Saved data entries
■ ■ ■ ■

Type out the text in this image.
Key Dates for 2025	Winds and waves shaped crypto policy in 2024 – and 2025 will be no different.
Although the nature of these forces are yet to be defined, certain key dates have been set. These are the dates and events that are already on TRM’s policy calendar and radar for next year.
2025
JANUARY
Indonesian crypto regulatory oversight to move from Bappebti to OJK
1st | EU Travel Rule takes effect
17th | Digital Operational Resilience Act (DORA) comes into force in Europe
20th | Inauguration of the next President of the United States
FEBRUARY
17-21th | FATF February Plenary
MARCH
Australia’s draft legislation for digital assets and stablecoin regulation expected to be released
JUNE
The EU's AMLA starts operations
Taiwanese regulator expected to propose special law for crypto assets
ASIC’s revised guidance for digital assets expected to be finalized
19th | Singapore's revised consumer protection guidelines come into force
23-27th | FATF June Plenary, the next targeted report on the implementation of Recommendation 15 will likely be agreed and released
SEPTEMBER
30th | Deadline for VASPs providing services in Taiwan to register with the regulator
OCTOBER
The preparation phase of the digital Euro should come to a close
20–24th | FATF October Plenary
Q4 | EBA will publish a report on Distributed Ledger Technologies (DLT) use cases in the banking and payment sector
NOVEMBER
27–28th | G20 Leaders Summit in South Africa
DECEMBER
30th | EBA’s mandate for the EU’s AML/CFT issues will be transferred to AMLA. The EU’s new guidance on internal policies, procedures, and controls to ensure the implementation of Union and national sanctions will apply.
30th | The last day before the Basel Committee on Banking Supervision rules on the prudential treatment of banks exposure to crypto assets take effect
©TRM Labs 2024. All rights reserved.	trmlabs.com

■ ■ ■ ■

WHAT TO WORK ON
Set down the material above again, word for word.

THE SOLUTION
Type out the text in this image.
Key Dates for 2025	Winds and waves shaped crypto policy in 2024 – and 2025 will be no different.
Although the nature of these forces are yet to be defined, certain key dates have been set. These are the dates and events that are already on TRM’s policy calendar and radar for next year.
2025
JANUARY
Indonesian crypto regulatory oversight to move from Bappebti to OJK
1st | EU Travel Rule takes effect
17th | Digital Operational Resilience Act (DORA) comes into force in Europe
20th | Inauguration of the next President of the United States
FEBRUARY
17-21th | FATF February Plenary
MARCH
Australia’s draft legislation for digital assets and stablecoin regulation expected to be released
JUNE
The EU's AMLA starts operations
Taiwanese regulator expected to propose special law for crypto assets
ASIC’s revised guidance for digital assets expected to be finalized
19th | Singapore's revised consumer protection guidelines come into force
23-27th | FATF June Plenary, the next targeted report on the implementation of Recommendation 15 will likely be agreed and released
SEPTEMBER
30th | Deadline for VASPs providing services in Taiwan to register with the regulator
OCTOBER
The preparation phase of the digital Euro should come to a close
20–24th | FATF October Plenary
Q4 | EBA will publish a report on Distributed Ledger Technologies (DLT) use cases in the banking and payment sector
NOVEMBER
27–28th | G20 Leaders Summit in South Africa
DECEMBER
30th | EBA’s mandate for the EU’s AML/CFT issues will be transferred to AMLA. The EU’s new guidance on internal policies, procedures, and controls to ensure the implementation of Union and national sanctions will apply.
30th | The last day before the Basel Committee on Banking Supervision rules on the prudential treatment of banks exposure to crypto assets take effect
©TRM Labs 2024. All rights reserved.	trmlabs.com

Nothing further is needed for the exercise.